--- Short problem ---
Output the entries below exactly as written, omitting pictures.

Collected data:
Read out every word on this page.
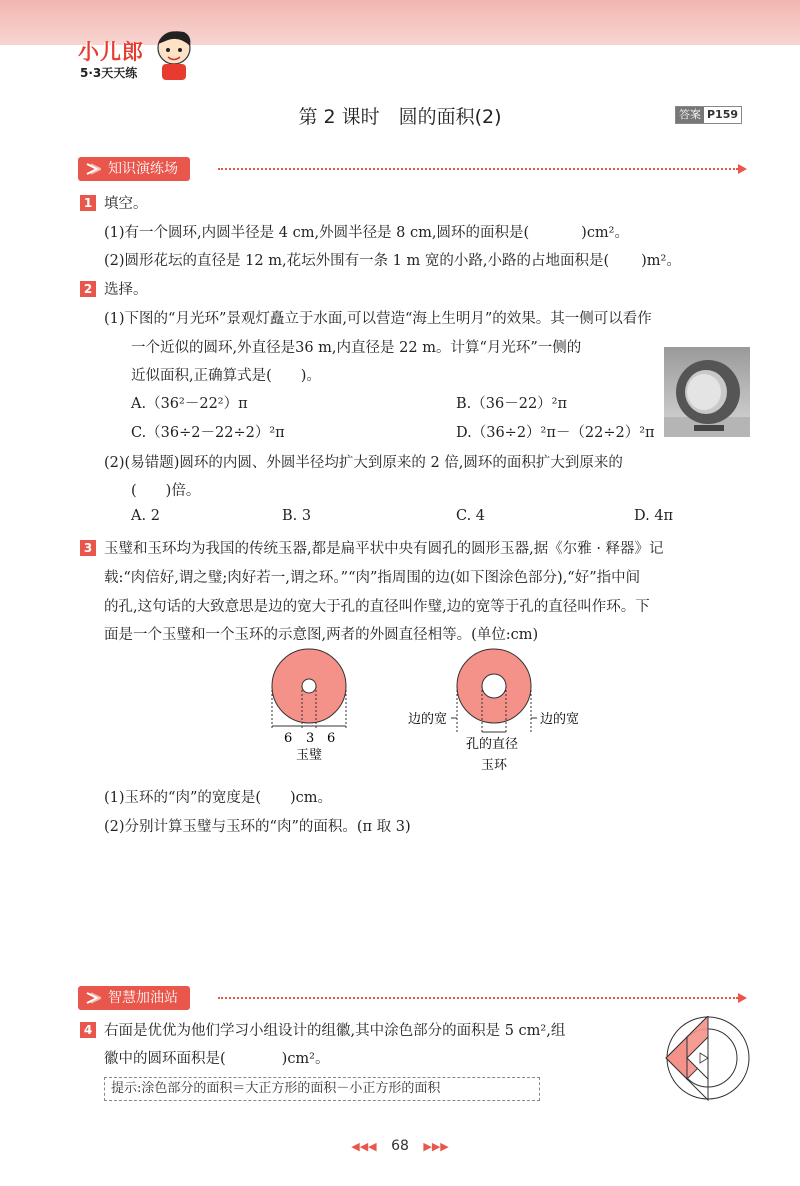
小儿郎
5·3天天练
第 2 课时　圆的面积(2)	答案 P159
知识演练场
1 填空。
(1)有一个圆环,内圆半径是 4 cm,外圆半径是 8 cm,圆环的面积是(	)cm²。
(2)圆形花坛的直径是 12 m,花坛外围有一条 1 m 宽的小路,小路的占地面积是( )m²。
2 选择。
(1)下图的“月光环”景观灯矗立于水面,可以营造“海上生明月”的效果。其一侧可以看作
一个近似的圆环,外直径是36 m,内直径是 22 m。计算“月光环”一侧的
近似面积,正确算式是(　　)。
A.（36²－22²）π	B.（36－22）²π
C.（36÷2－22÷2）²π	D.（36÷2）²π－（22÷2）²π
(2)(易错题)圆环的内圆、外圆半径均扩大到原来的 2 倍,圆环的面积扩大到原来的
(　　)倍。
A. 2	B. 3	C. 4	D. 4π
3 玉璧和玉环均为我国的传统玉器,都是扁平状中央有圆孔的圆形玉器,据《尔雅 · 释器》记
载:“肉倍好,谓之璧;肉好若一,谓之环。”“肉”指周围的边(如下图涂色部分),“好”指中间
的孔,这句话的大致意思是边的宽大于孔的直径叫作璧,边的宽等于孔的直径叫作环。下
面是一个玉璧和一个玉环的示意图,两者的外圆直径相等。(单位:cm)
6 3 6
玉璧
边的宽	边的宽
孔的直径
玉环
(1)玉环的“肉”的宽度是(　　)cm。
(2)分别计算玉璧与玉环的“肉”的面积。(π 取 3)
智慧加油站
4 右面是优优为他们学习小组设计的组徽,其中涂色部分的面积是 5 cm²,组
徽中的圆环面积是(	)cm²。
提示:涂色部分的面积＝大正方形的面积－小正方形的面积
◀◀◀ 68 ▶▶▶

--- The output ---
Read out every word on this page.
小儿郎
5·3天天练
第 2 课时　圆的面积(2)	答案 P159
知识演练场
1 填空。
(1)有一个圆环,内圆半径是 4 cm,外圆半径是 8 cm,圆环的面积是(	)cm²。
(2)圆形花坛的直径是 12 m,花坛外围有一条 1 m 宽的小路,小路的占地面积是( )m²。
2 选择。
(1)下图的“月光环”景观灯矗立于水面,可以营造“海上生明月”的效果。其一侧可以看作
一个近似的圆环,外直径是36 m,内直径是 22 m。计算“月光环”一侧的
近似面积,正确算式是(　　)。
A.（36²－22²）π	B.（36－22）²π
C.（36÷2－22÷2）²π	D.（36÷2）²π－（22÷2）²π
(2)(易错题)圆环的内圆、外圆半径均扩大到原来的 2 倍,圆环的面积扩大到原来的
(　　)倍。
A. 2	B. 3	C. 4	D. 4π
3 玉璧和玉环均为我国的传统玉器,都是扁平状中央有圆孔的圆形玉器,据《尔雅 · 释器》记
载:“肉倍好,谓之璧;肉好若一,谓之环。”“肉”指周围的边(如下图涂色部分),“好”指中间
的孔,这句话的大致意思是边的宽大于孔的直径叫作璧,边的宽等于孔的直径叫作环。下
面是一个玉璧和一个玉环的示意图,两者的外圆直径相等。(单位:cm)
6 3 6
玉璧
边的宽	边的宽
孔的直径
玉环
(1)玉环的“肉”的宽度是(　　)cm。
(2)分别计算玉璧与玉环的“肉”的面积。(π 取 3)
智慧加油站
4 右面是优优为他们学习小组设计的组徽,其中涂色部分的面积是 5 cm²,组
徽中的圆环面积是(	)cm²。
提示:涂色部分的面积＝大正方形的面积－小正方形的面积
◀◀◀ 68 ▶▶▶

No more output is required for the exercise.